- Record list
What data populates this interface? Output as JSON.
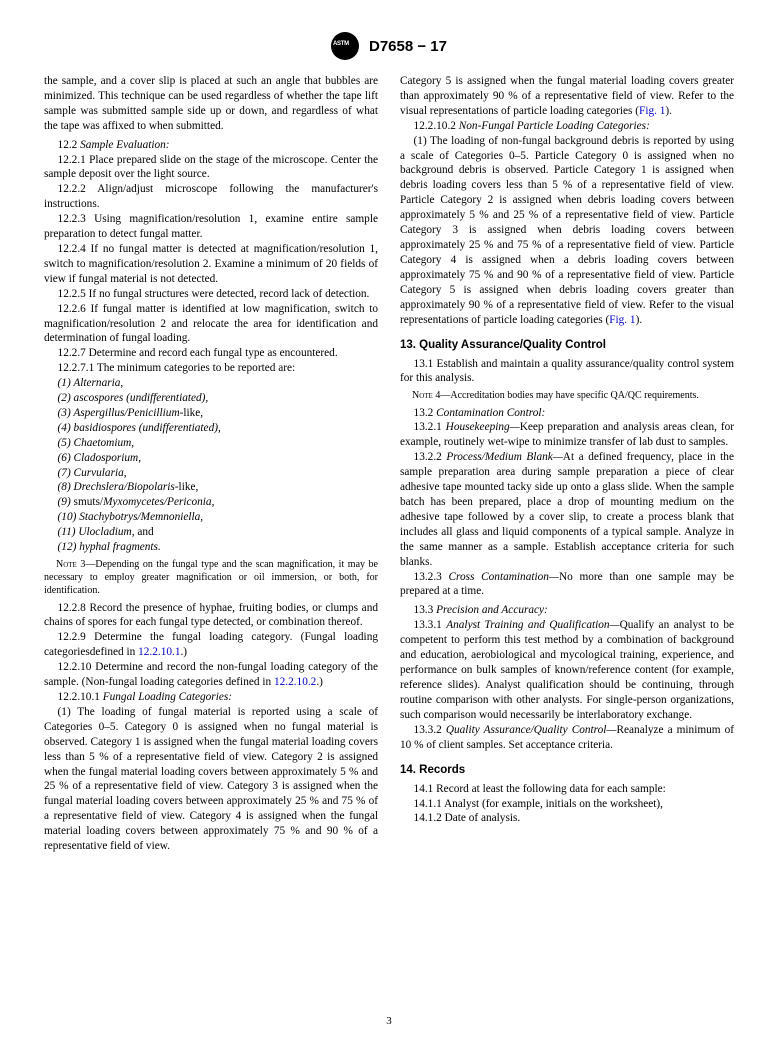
{
  "header": {
    "standard": "D7658 − 17"
  },
  "col1": {
    "intro": "the sample, and a cover slip is placed at such an angle that bubbles are minimized. This technique can be used regardless of whether the tape lift sample was submitted sample side up or down, and regardless of what the tape was affixed to when submitted.",
    "s12_2_hd": "12.2 ",
    "s12_2_it": "Sample Evaluation:",
    "s12_2_1": "12.2.1 Place prepared slide on the stage of the microscope. Center the sample deposit over the light source.",
    "s12_2_2": "12.2.2 Align/adjust microscope following the manufacturer's instructions.",
    "s12_2_3": "12.2.3 Using magnification/resolution 1, examine entire sample preparation to detect fungal matter.",
    "s12_2_4": "12.2.4 If no fungal matter is detected at magnification/resolution 1, switch to magnification/resolution 2. Examine a minimum of 20 fields of view if fungal material is not detected.",
    "s12_2_5": "12.2.5 If no fungal structures were detected, record lack of detection.",
    "s12_2_6": "12.2.6 If fungal matter is identified at low magnification, switch to magnification/resolution 2 and relocate the area for identification and determination of fungal loading.",
    "s12_2_7": "12.2.7 Determine and record each fungal type as encountered.",
    "s12_2_7_1": "12.2.7.1 The minimum categories to be reported are:",
    "cat1": "(1) Alternaria",
    "cat2": "(2) ascospores (undifferentiated),",
    "cat3": "(3) Aspergillus/Penicillium",
    "cat3b": "-like,",
    "cat4": "(4) basidiospores (undifferentiated),",
    "cat5": "(5) Chaetomium",
    "cat6": "(6) Cladosporium",
    "cat7": "(7) Curvularia",
    "cat8": "(8) Drechslera/Biopolaris",
    "cat8b": "-like,",
    "cat9a": "(9) ",
    "cat9b": "smuts/",
    "cat9c": "Myxomycetes/Periconia",
    "cat10": "(10) Stachybotrys/Memnoniella",
    "cat11": "(11) Ulocladium",
    "cat11b": ", and",
    "cat12": "(12) hyphal fragments.",
    "note3lbl": "Note",
    "note3": " 3—Depending on the fungal type and the scan magnification, it may be necessary to employ greater magnification or oil immersion, or both, for identification.",
    "s12_2_8": "12.2.8 Record the presence of hyphae, fruiting bodies, or clumps and chains of spores for each fungal type detected, or combination thereof.",
    "s12_2_9a": "12.2.9 Determine the fungal loading category. (Fungal loading categoriesdefined in ",
    "s12_2_9b": "12.2.10.1",
    "s12_2_9c": ".)",
    "s12_2_10a": "12.2.10 Determine and record the non-fungal loading category of the sample. (Non-fungal loading categories defined in ",
    "s12_2_10b": "12.2.10.2",
    "s12_2_10c": ".)",
    "s12_2_10_1_hd": "12.2.10.1 ",
    "s12_2_10_1_it": "Fungal Loading Categories:",
    "flc_a": "(1) The loading of fungal material is reported using a scale of Categories 0–5. Category 0 is assigned when no fungal material is observed. Category 1 is assigned when the fungal material loading covers less than 5 % of a representative field of view. Category 2 is assigned when the fungal material loading covers between approximately 5 % and 25 % of a representative field of view. Category 3 is assigned when the fungal material loading covers between approximately 25 % and 75 % of a representative field of view. Category 4 is assigned when the fungal material loading covers between approximately 75 % and 90 % of a representative field of view."
  },
  "col2": {
    "flc_b1": "Category 5 is assigned when the fungal material loading covers greater than approximately 90 % of a representative field of view. Refer to the visual representations of particle loading categories (",
    "fig1a": "Fig. 1",
    "flc_b2": ").",
    "s12_2_10_2_hd": "12.2.10.2 ",
    "s12_2_10_2_it": "Non-Fungal Particle Loading Categories:",
    "nflc_a": "(1) The loading of non-fungal background debris is reported by using a scale of Categories 0–5. Particle Category 0 is assigned when no background debris is observed. Particle Category 1 is assigned when debris loading covers less than 5 % of a representative field of view. Particle Category 2 is assigned when debris loading covers between approximately 5 % and 25 % of a representative field of view. Particle Category 3 is assigned when debris loading covers between approximately 25 % and 75 % of a representative field of view. Particle Category 4 is assigned when a debris loading covers between approximately 75 % and 90 % of a representative field of view. Particle Category 5 is assigned when debris loading covers greater than approximately 90 % of a representative field of view. Refer to the visual representations of particle loading categories (",
    "fig1b": "Fig. 1",
    "nflc_b": ").",
    "h13": "13. Quality Assurance/Quality Control",
    "s13_1": "13.1 Establish and maintain a quality assurance/quality control system for this analysis.",
    "note4lbl": "Note",
    "note4": " 4—Accreditation bodies may have specific QA/QC requirements.",
    "s13_2_hd": "13.2 ",
    "s13_2_it": "Contamination Control:",
    "s13_2_1_hd": "13.2.1 ",
    "s13_2_1_it": "Housekeeping—",
    "s13_2_1": "Keep preparation and analysis areas clean, for example, routinely wet-wipe to minimize transfer of lab dust to samples.",
    "s13_2_2_hd": "13.2.2 ",
    "s13_2_2_it": "Process/Medium Blank—",
    "s13_2_2": "At a defined frequency, place in the sample preparation area during sample preparation a piece of clear adhesive tape mounted tacky side up onto a glass slide. When the sample batch has been prepared, place a drop of mounting medium on the adhesive tape followed by a cover slip, to create a process blank that includes all glass and liquid components of a typical sample. Analyze in the same manner as a sample. Establish acceptance criteria for such blanks.",
    "s13_2_3_hd": "13.2.3 ",
    "s13_2_3_it": "Cross Contamination—",
    "s13_2_3": "No more than one sample may be prepared at a time.",
    "s13_3_hd": "13.3 ",
    "s13_3_it": "Precision and Accuracy:",
    "s13_3_1_hd": "13.3.1 ",
    "s13_3_1_it": "Analyst Training and Qualification—",
    "s13_3_1": "Qualify an analyst to be competent to perform this test method by a combination of background and education, aerobiological and mycological training, experience, and performance on bulk samples of known/reference content (for example, reference slides). Analyst qualification should be continuing, through routine comparison with other analysts. For single-person organizations, such comparison would necessarily be interlaboratory exchange.",
    "s13_3_2_hd": "13.3.2 ",
    "s13_3_2_it": "Quality Assurance/Quality Control—",
    "s13_3_2": "Reanalyze a minimum of 10 % of client samples. Set acceptance criteria.",
    "h14": "14. Records",
    "s14_1": "14.1 Record at least the following data for each sample:",
    "s14_1_1": "14.1.1 Analyst (for example, initials on the worksheet),",
    "s14_1_2": "14.1.2 Date of analysis."
  },
  "pagenum": "3"
}
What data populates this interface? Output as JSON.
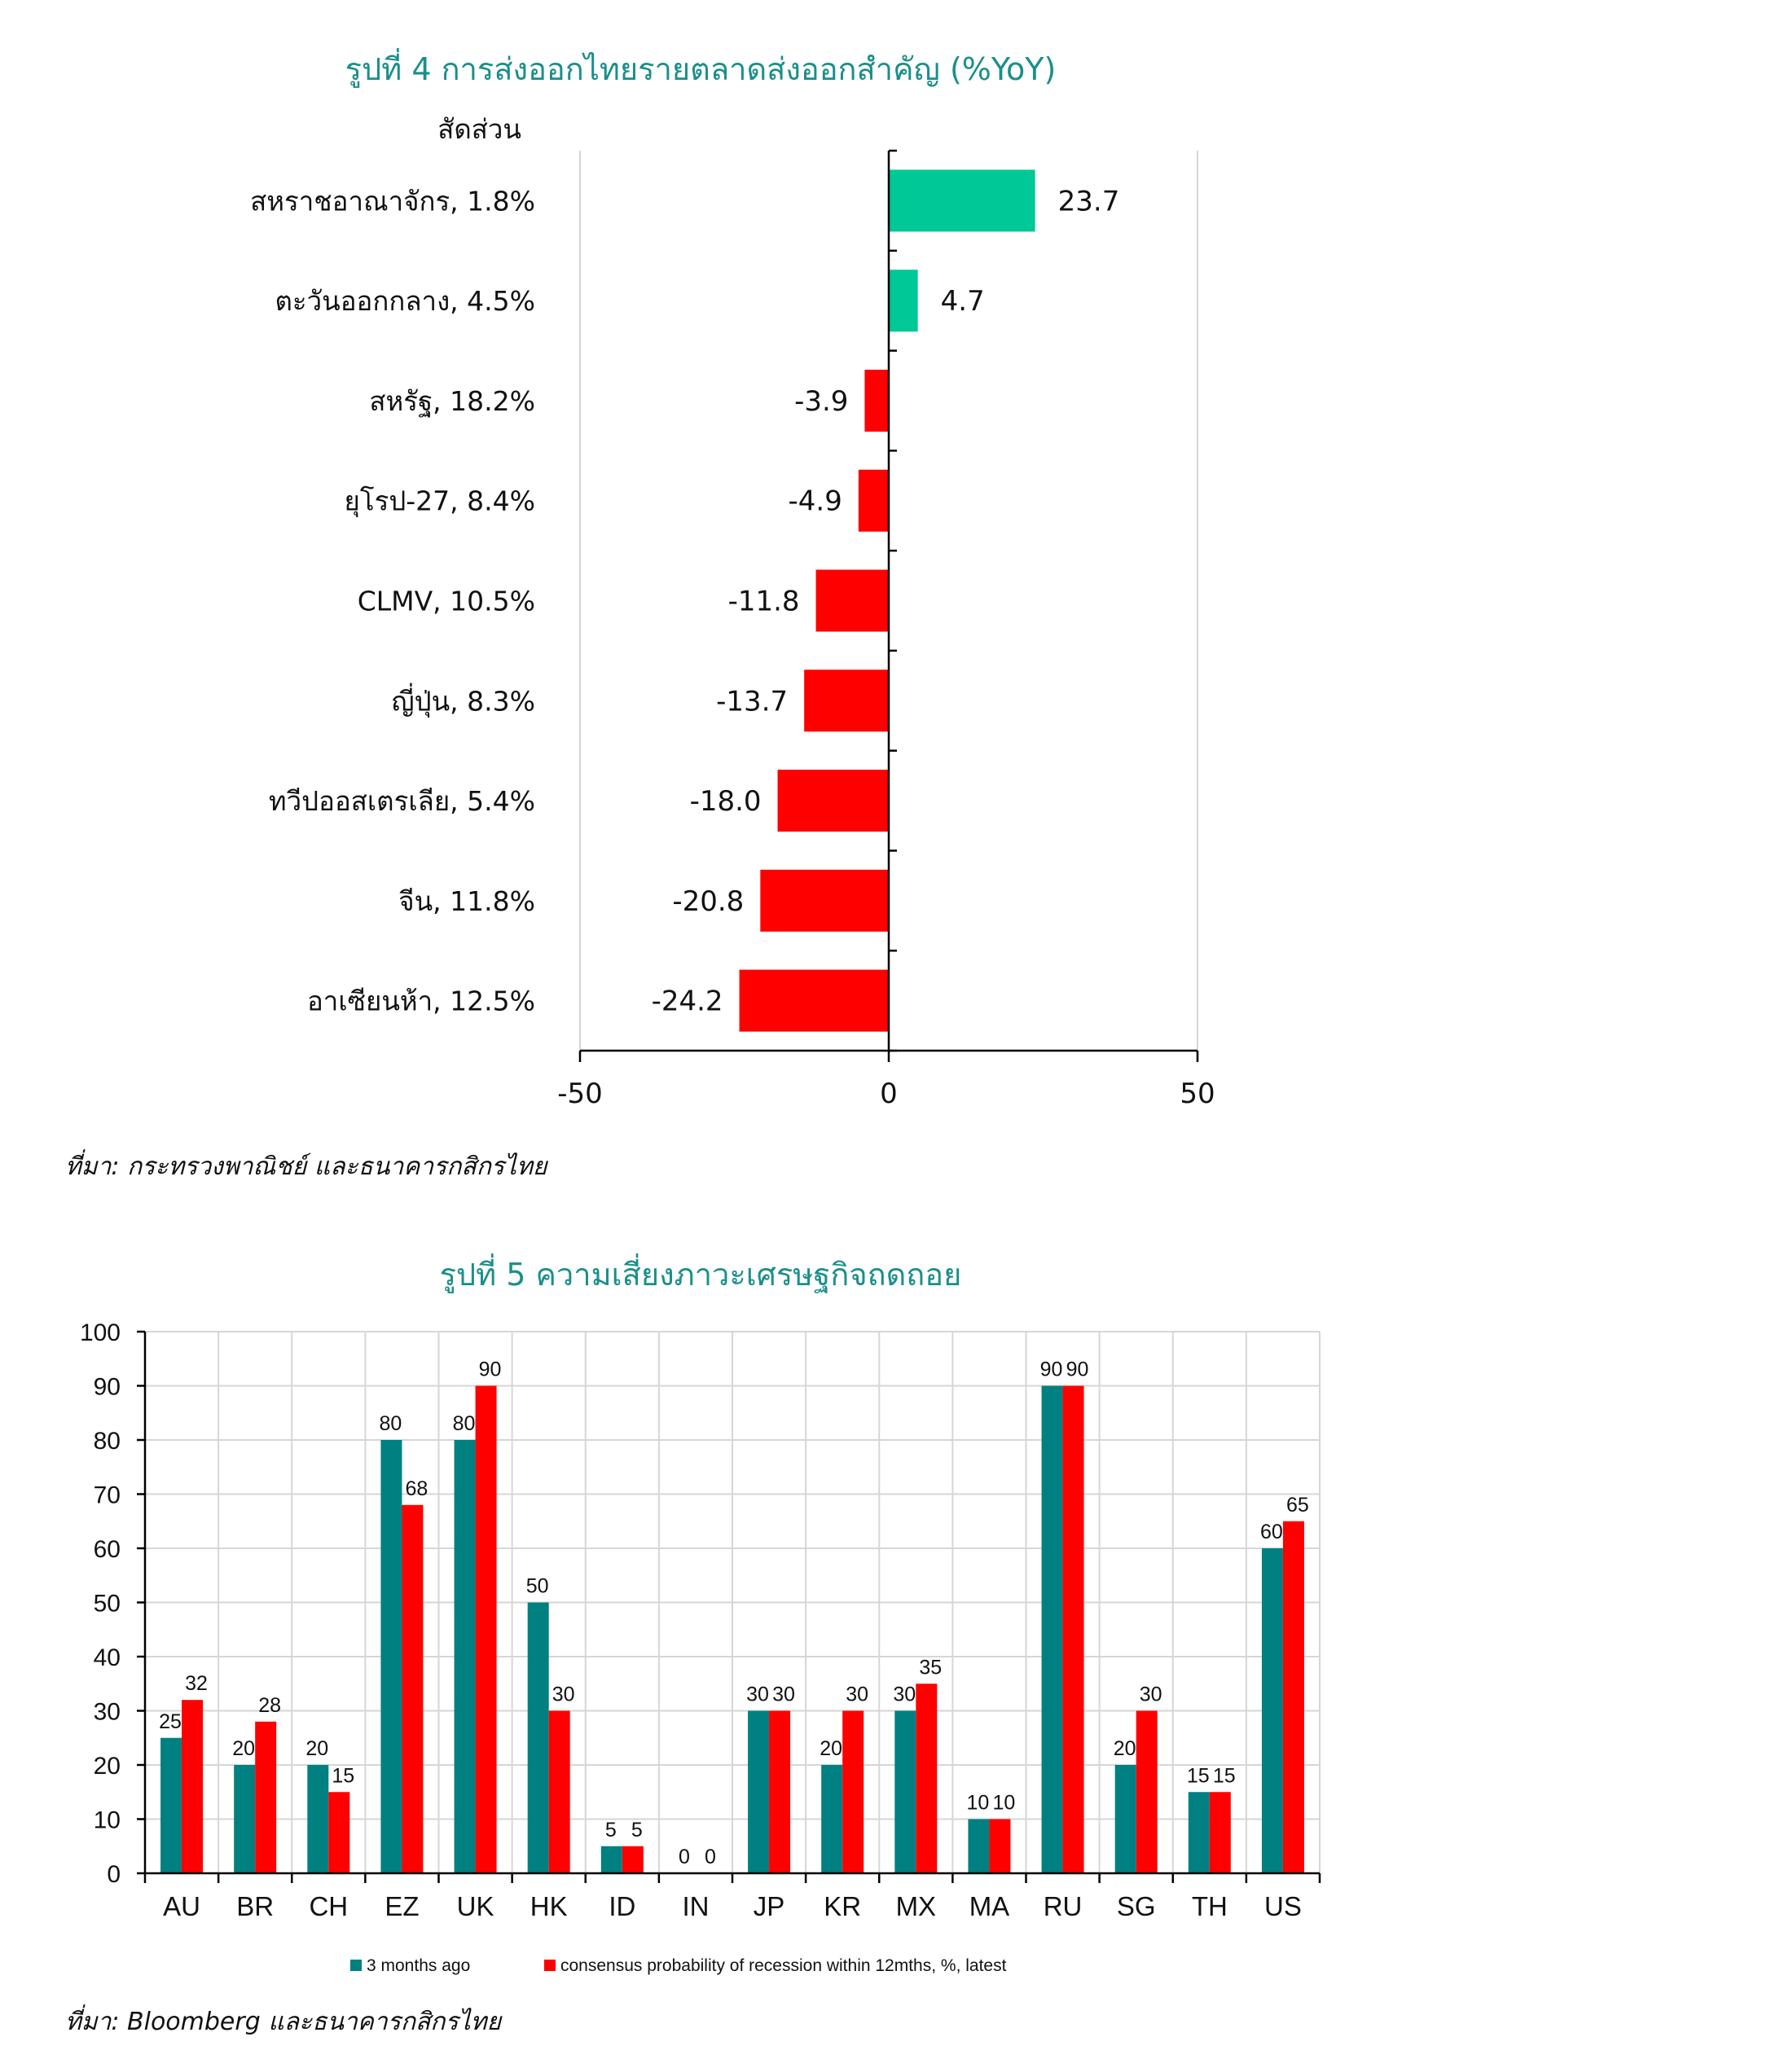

- What is expected
Make an exact copy of the records shown above, without the pictures.

- Exercise solution
What data populates this interface? Output as JSON.
{
  "header": {
    "standard": "D7658 − 17"
  },
  "col1": {
    "intro": "the sample, and a cover slip is placed at such an angle that bubbles are minimized. This technique can be used regardless of whether the tape lift sample was submitted sample side up or down, and regardless of what the tape was affixed to when submitted.",
    "s12_2_hd": "12.2 ",
    "s12_2_it": "Sample Evaluation:",
    "s12_2_1": "12.2.1 Place prepared slide on the stage of the microscope. Center the sample deposit over the light source.",
    "s12_2_2": "12.2.2 Align/adjust microscope following the manufacturer's instructions.",
    "s12_2_3": "12.2.3 Using magnification/resolution 1, examine entire sample preparation to detect fungal matter.",
    "s12_2_4": "12.2.4 If no fungal matter is detected at magnification/resolution 1, switch to magnification/resolution 2. Examine a minimum of 20 fields of view if fungal material is not detected.",
    "s12_2_5": "12.2.5 If no fungal structures were detected, record lack of detection.",
    "s12_2_6": "12.2.6 If fungal matter is identified at low magnification, switch to magnification/resolution 2 and relocate the area for identification and determination of fungal loading.",
    "s12_2_7": "12.2.7 Determine and record each fungal type as encountered.",
    "s12_2_7_1": "12.2.7.1 The minimum categories to be reported are:",
    "cat1": "(1) Alternaria",
    "cat2": "(2) ascospores (undifferentiated),",
    "cat3": "(3) Aspergillus/Penicillium",
    "cat3b": "-like,",
    "cat4": "(4) basidiospores (undifferentiated),",
    "cat5": "(5) Chaetomium",
    "cat6": "(6) Cladosporium",
    "cat7": "(7) Curvularia",
    "cat8": "(8) Drechslera/Biopolaris",
    "cat8b": "-like,",
    "cat9a": "(9) ",
    "cat9b": "smuts/",
    "cat9c": "Myxomycetes/Periconia",
    "cat10": "(10) Stachybotrys/Memnoniella",
    "cat11": "(11) Ulocladium",
    "cat11b": ", and",
    "cat12": "(12) hyphal fragments.",
    "note3lbl": "Note",
    "note3": " 3—Depending on the fungal type and the scan magnification, it may be necessary to employ greater magnification or oil immersion, or both, for identification.",
    "s12_2_8": "12.2.8 Record the presence of hyphae, fruiting bodies, or clumps and chains of spores for each fungal type detected, or combination thereof.",
    "s12_2_9a": "12.2.9 Determine the fungal loading category. (Fungal loading categoriesdefined in ",
    "s12_2_9b": "12.2.10.1",
    "s12_2_9c": ".)",
    "s12_2_10a": "12.2.10 Determine and record the non-fungal loading category of the sample. (Non-fungal loading categories defined in ",
    "s12_2_10b": "12.2.10.2",
    "s12_2_10c": ".)",
    "s12_2_10_1_hd": "12.2.10.1 ",
    "s12_2_10_1_it": "Fungal Loading Categories:",
    "flc_a": "(1) The loading of fungal material is reported using a scale of Categories 0–5. Category 0 is assigned when no fungal material is observed. Category 1 is assigned when the fungal material loading covers less than 5 % of a representative field of view. Category 2 is assigned when the fungal material loading covers between approximately 5 % and 25 % of a representative field of view. Category 3 is assigned when the fungal material loading covers between approximately 25 % and 75 % of a representative field of view. Category 4 is assigned when the fungal material loading covers between approximately 75 % and 90 % of a representative field of view."
  },
  "col2": {
    "flc_b1": "Category 5 is assigned when the fungal material loading covers greater than approximately 90 % of a representative field of view. Refer to the visual representations of particle loading categories (",
    "fig1a": "Fig. 1",
    "flc_b2": ").",
    "s12_2_10_2_hd": "12.2.10.2 ",
    "s12_2_10_2_it": "Non-Fungal Particle Loading Categories:",
    "nflc_a": "(1) The loading of non-fungal background debris is reported by using a scale of Categories 0–5. Particle Category 0 is assigned when no background debris is observed. Particle Category 1 is assigned when debris loading covers less than 5 % of a representative field of view. Particle Category 2 is assigned when debris loading covers between approximately 5 % and 25 % of a representative field of view. Particle Category 3 is assigned when debris loading covers between approximately 25 % and 75 % of a representative field of view. Particle Category 4 is assigned when a debris loading covers between approximately 75 % and 90 % of a representative field of view. Particle Category 5 is assigned when debris loading covers greater than approximately 90 % of a representative field of view. Refer to the visual representations of particle loading categories (",
    "fig1b": "Fig. 1",
    "nflc_b": ").",
    "h13": "13. Quality Assurance/Quality Control",
    "s13_1": "13.1 Establish and maintain a quality assurance/quality control system for this analysis.",
    "note4lbl": "Note",
    "note4": " 4—Accreditation bodies may have specific QA/QC requirements.",
    "s13_2_hd": "13.2 ",
    "s13_2_it": "Contamination Control:",
    "s13_2_1_hd": "13.2.1 ",
    "s13_2_1_it": "Housekeeping—",
    "s13_2_1": "Keep preparation and analysis areas clean, for example, routinely wet-wipe to minimize transfer of lab dust to samples.",
    "s13_2_2_hd": "13.2.2 ",
    "s13_2_2_it": "Process/Medium Blank—",
    "s13_2_2": "At a defined frequency, place in the sample preparation area during sample preparation a piece of clear adhesive tape mounted tacky side up onto a glass slide. When the sample batch has been prepared, place a drop of mounting medium on the adhesive tape followed by a cover slip, to create a process blank that includes all glass and liquid components of a typical sample. Analyze in the same manner as a sample. Establish acceptance criteria for such blanks.",
    "s13_2_3_hd": "13.2.3 ",
    "s13_2_3_it": "Cross Contamination—",
    "s13_2_3": "No more than one sample may be prepared at a time.",
    "s13_3_hd": "13.3 ",
    "s13_3_it": "Precision and Accuracy:",
    "s13_3_1_hd": "13.3.1 ",
    "s13_3_1_it": "Analyst Training and Qualification—",
    "s13_3_1": "Qualify an analyst to be competent to perform this test method by a combination of background and education, aerobiological and mycological training, experience, and performance on bulk samples of known/reference content (for example, reference slides). Analyst qualification should be continuing, through routine comparison with other analysts. For single-person organizations, such comparison would necessarily be interlaboratory exchange.",
    "s13_3_2_hd": "13.3.2 ",
    "s13_3_2_it": "Quality Assurance/Quality Control—",
    "s13_3_2": "Reanalyze a minimum of 10 % of client samples. Set acceptance criteria.",
    "h14": "14. Records",
    "s14_1": "14.1 Record at least the following data for each sample:",
    "s14_1_1": "14.1.1 Analyst (for example, initials on the worksheet),",
    "s14_1_2": "14.1.2 Date of analysis."
  },
  "pagenum": "3"
}
What data populates this interface? Output as JSON.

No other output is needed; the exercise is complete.